| TEXTAUSSCHNITT |
____
Wegen Erkrankung der Sopranistin Karolina Makuła ist in den ersten drei Vorstellungen Nino Machaidze zu Gast in Frankfurt, die die Figur der Desdemona bereits in Wien gegeben hat. Desdemona ist durchweg eine tragische Figur, sie hat keine Chance, Otello von ihrer Unschuld zu überzeugen. So ist es nur konsequent, wenn sie sich am Ende selbst richtet und nicht von Otello gerichtet wird. Zuvor singt sie aber herzergreifend ihr „Weidenlied“ (das von einem besonders schönen Orchestervorspiel mit Harfe eingeleitet wird). Der von Tilman Michael einstudierte Chor der Oper Frankfurt gibt sich gewohnt stark. Am Pult des Frankfurter Opern- und Museumsorchester spürt der italienische Dirigent Sesto Quatrini Rossinis Melodienreichtum für vielseitige Klangeindrücken couragiert und feinsinnig nach.
____
| AUFGABE |
Beantworte anhand des Textausschnitts über die Frankfurter Opernaufführung:
1. Wer übernimmt in den ersten drei Vorstellungen die Desdemona?
2. Welches Instrument wird für das Orchestervorspiel zum „Weidenlied“ genannt?
3. Wer hat den Chor der Oper Frankfurt einstudiert?

| GESAMMELTE DATEN |
____
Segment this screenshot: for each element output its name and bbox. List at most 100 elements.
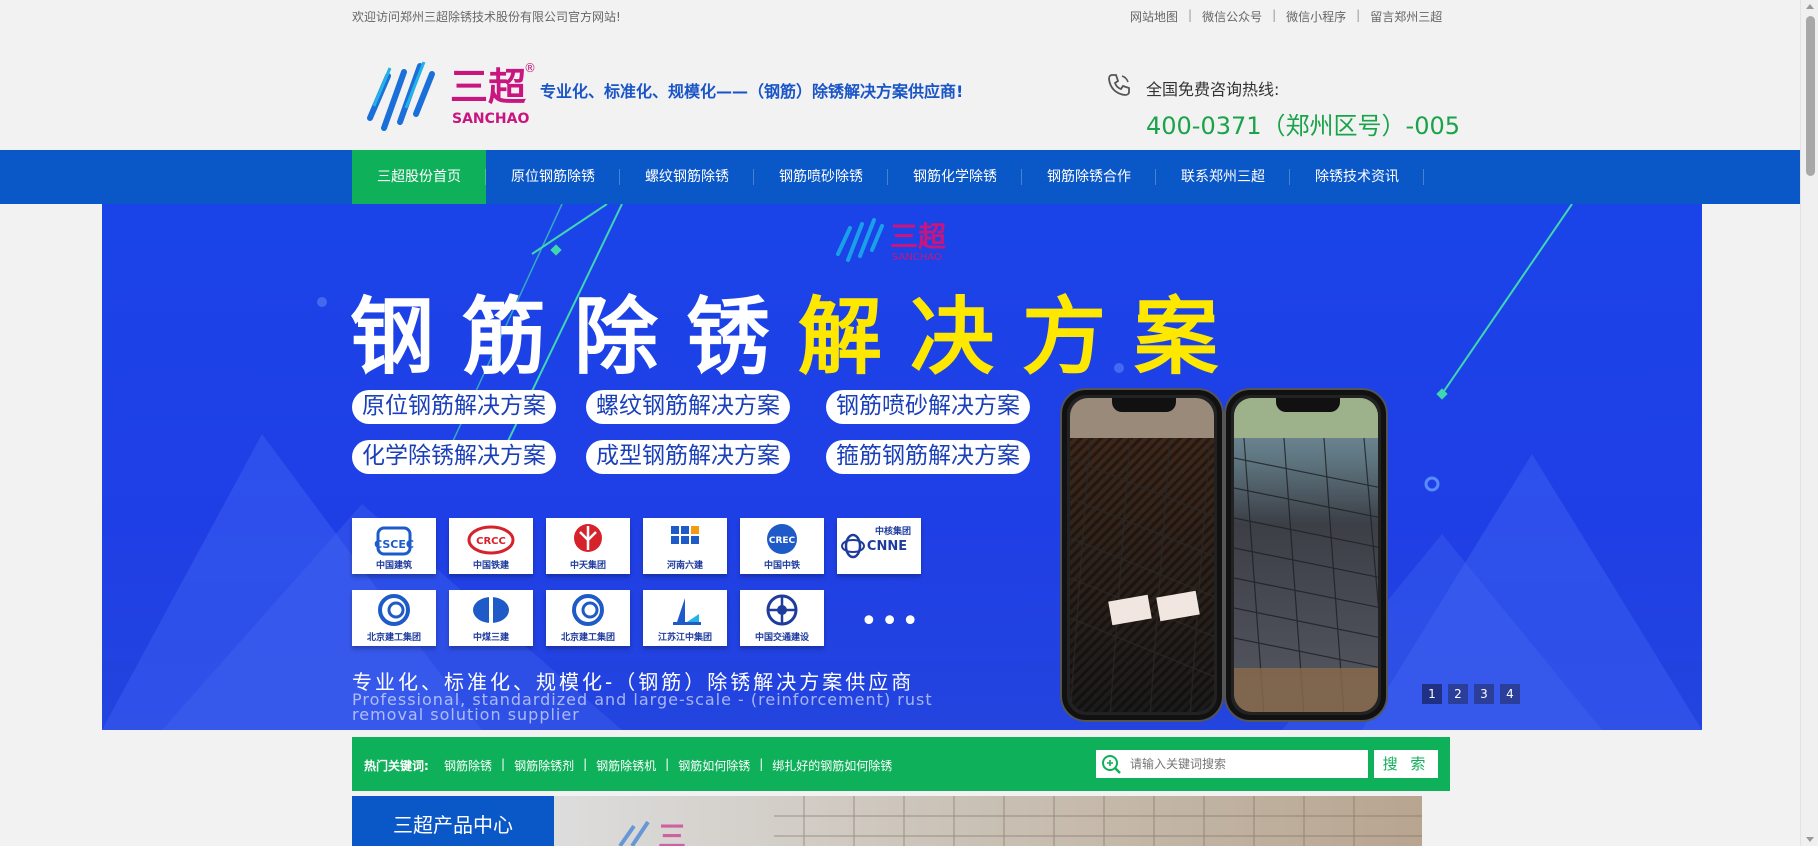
____
| VOLLSTÄNDIGE ANTWORT |
1. Nino Machaidze
2. Die Harfe
3. Tilman Michael